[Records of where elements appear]
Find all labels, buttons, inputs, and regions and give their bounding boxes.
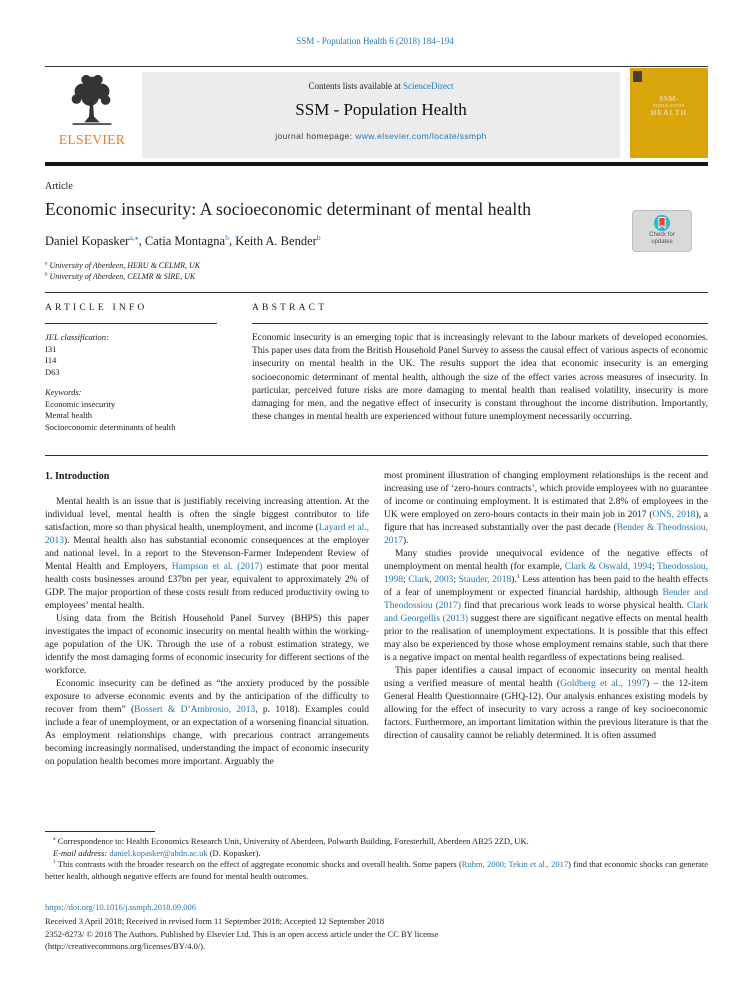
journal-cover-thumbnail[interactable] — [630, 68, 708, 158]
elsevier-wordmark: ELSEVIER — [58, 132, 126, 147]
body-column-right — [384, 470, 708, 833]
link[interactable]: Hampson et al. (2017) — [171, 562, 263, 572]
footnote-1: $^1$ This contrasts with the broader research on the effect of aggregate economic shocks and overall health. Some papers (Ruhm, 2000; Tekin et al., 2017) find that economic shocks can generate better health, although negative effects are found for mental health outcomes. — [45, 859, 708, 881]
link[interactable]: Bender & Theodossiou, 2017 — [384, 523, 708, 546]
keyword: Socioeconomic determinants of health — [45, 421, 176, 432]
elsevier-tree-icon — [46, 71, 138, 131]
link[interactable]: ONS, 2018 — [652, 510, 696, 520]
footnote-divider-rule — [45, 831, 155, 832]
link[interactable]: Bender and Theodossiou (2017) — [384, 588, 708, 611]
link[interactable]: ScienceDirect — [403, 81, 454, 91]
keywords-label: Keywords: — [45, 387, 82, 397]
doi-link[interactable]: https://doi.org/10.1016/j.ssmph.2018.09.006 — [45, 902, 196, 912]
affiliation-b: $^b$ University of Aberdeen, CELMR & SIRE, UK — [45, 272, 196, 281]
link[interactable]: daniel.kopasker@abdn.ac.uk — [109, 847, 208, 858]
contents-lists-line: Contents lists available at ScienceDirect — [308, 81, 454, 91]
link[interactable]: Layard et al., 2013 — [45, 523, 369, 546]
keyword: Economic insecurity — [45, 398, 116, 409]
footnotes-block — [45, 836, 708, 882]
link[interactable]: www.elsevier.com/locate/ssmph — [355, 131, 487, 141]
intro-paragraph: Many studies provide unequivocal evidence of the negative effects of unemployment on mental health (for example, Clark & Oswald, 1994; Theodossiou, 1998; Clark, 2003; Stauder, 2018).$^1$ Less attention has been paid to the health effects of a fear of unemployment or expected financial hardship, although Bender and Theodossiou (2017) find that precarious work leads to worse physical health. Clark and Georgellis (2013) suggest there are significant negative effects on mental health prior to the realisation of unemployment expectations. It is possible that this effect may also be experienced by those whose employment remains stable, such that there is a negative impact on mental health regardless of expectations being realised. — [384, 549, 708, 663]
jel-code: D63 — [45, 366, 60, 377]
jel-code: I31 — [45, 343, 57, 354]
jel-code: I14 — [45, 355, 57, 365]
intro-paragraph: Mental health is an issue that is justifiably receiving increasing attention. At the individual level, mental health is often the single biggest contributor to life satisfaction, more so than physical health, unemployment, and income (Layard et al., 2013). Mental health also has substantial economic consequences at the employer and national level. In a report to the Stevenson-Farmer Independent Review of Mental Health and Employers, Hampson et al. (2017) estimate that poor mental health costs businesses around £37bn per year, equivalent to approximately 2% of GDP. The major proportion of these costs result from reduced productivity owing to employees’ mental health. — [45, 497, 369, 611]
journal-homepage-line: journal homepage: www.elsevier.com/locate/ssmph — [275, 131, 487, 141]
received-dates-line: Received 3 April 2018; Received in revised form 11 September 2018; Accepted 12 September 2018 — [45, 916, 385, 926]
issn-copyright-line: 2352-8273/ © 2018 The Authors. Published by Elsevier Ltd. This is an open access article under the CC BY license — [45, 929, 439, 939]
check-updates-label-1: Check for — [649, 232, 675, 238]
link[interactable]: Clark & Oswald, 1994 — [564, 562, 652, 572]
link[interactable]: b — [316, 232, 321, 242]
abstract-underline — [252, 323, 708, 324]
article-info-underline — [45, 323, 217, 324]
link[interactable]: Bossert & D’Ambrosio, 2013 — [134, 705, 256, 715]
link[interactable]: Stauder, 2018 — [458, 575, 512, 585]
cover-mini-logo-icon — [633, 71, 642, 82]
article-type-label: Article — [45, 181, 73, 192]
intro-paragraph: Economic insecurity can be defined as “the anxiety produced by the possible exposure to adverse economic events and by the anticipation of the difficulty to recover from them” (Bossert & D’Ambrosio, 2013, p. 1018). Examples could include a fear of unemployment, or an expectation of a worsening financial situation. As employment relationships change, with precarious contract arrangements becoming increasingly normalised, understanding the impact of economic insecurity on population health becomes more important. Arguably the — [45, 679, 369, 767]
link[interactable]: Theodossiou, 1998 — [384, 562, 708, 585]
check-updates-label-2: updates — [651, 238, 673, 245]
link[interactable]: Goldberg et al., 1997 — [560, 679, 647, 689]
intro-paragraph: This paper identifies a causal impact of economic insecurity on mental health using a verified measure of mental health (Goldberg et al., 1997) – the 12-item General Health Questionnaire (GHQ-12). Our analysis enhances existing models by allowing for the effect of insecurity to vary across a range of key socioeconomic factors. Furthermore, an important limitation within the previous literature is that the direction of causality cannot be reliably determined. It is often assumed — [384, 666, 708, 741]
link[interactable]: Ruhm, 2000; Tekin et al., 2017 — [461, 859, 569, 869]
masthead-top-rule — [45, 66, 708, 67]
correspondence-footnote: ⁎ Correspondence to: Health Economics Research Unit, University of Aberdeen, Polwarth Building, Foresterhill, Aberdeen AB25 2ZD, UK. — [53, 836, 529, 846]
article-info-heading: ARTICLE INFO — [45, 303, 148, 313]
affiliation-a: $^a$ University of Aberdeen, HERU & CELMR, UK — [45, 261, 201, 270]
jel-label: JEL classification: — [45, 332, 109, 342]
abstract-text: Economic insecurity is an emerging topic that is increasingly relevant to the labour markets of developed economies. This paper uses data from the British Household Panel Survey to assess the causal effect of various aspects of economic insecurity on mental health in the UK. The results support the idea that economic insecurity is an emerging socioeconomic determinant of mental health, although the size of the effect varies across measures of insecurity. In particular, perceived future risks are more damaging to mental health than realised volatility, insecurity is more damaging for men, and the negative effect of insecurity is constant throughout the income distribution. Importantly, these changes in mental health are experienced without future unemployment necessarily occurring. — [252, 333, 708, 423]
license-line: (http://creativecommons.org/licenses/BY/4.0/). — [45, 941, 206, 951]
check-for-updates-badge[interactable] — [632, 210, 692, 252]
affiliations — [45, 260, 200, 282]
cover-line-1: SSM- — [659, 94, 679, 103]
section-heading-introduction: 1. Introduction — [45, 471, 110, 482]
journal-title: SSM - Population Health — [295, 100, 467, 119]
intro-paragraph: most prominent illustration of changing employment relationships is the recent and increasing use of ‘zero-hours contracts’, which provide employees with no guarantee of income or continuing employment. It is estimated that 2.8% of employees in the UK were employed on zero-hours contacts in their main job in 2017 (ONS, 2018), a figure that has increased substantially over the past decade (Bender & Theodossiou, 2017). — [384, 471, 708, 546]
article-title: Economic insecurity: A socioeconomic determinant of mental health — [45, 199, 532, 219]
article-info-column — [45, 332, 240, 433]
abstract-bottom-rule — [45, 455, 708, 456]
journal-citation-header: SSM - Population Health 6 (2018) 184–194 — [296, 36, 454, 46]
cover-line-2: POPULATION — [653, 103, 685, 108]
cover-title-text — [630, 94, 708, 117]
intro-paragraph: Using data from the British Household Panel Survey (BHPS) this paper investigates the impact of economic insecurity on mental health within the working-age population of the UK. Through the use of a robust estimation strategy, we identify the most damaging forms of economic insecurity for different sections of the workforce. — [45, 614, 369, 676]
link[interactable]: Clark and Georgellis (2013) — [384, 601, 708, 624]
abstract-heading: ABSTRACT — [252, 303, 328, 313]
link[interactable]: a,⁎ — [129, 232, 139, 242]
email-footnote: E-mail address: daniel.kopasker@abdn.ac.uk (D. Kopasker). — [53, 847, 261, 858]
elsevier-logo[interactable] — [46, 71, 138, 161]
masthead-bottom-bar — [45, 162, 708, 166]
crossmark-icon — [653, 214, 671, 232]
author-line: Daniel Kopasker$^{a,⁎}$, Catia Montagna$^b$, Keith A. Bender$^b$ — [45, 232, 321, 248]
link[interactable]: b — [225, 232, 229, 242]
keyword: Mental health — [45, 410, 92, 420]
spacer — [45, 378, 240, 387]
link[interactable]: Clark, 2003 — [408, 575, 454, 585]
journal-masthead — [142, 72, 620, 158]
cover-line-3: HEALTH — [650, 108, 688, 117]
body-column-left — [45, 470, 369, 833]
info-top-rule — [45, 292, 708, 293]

- Task instructions
Could you render the items starting with the line containing "journal-cover-thumbnail[interactable] — [630, 68, 708, 158]" and going on through the line containing "intro-paragraph: Many studies" as a numbered list, leaving out any blank lines?

- Correct response
1. journal-cover-thumbnail[interactable] — [630, 68, 708, 158]
2. elsevier-wordmark: ELSEVIER — [58, 132, 126, 147]
3. body-column-right — [384, 470, 708, 833]
4. link[interactable]: Hampson et al. (2017) — [171, 562, 263, 572]
5. footnote-1: $^1$ This contrasts with the broader research on the effect of aggregate economic shocks and overall health. Some papers (Ruhm, 2000; Tekin et al., 2017) find that economic shocks can generate better health, although negative effects are found for mental health outcomes. — [45, 859, 708, 881]
6. link[interactable]: Bender & Theodossiou, 2017 — [384, 523, 708, 546]
7. keyword: Socioeconomic determinants of health — [45, 421, 176, 432]
8. elsevier-tree-icon — [46, 71, 138, 131]
9. link[interactable]: ONS, 2018 — [652, 510, 696, 520]
10. footnote-divider-rule — [45, 831, 155, 832]
11. link[interactable]: Bender and Theodossiou (2017) — [384, 588, 708, 611]
12. link[interactable]: ScienceDirect — [403, 81, 454, 91]
13. keywords-label: Keywords: — [45, 387, 82, 397]
14. doi-link[interactable]: https://doi.org/10.1016/j.ssmph.2018.09.006 — [45, 902, 196, 912]
15. affiliation-b: $^b$ University of Aberdeen, CELMR & SIRE, UK — [45, 272, 196, 281]
16. link[interactable]: daniel.kopasker@abdn.ac.uk — [109, 847, 208, 858]
17. contents-lists-line: Contents lists available at ScienceDirect — [308, 81, 454, 91]
18. link[interactable]: Layard et al., 2013 — [45, 523, 369, 546]
19. keyword: Economic insecurity — [45, 398, 116, 409]
20. footnotes-block — [45, 836, 708, 882]
21. link[interactable]: www.elsevier.com/locate/ssmph — [355, 131, 487, 141]
22. intro-paragraph: Many studies provide unequivocal evidence of the negative effects of unemployment on mental health (for example, Clark & Oswald, 1994; Theodossiou, 1998; Clark, 2003; Stauder, 2018).$^1$ Less attention has been paid to the health effects of a fear of unemployment or expected financial hardship, although Bender and Theodossiou (2017) find that precarious work leads to worse physical health. Clark and Georgellis (2013) suggest there are significant negative effects on mental health prior to the realisation of unemployment expectations. It is possible that this effect may also be experienced by those whose employment remains stable, such that there is a negative impact on mental health regardless of expectations being realised. — [384, 549, 708, 663]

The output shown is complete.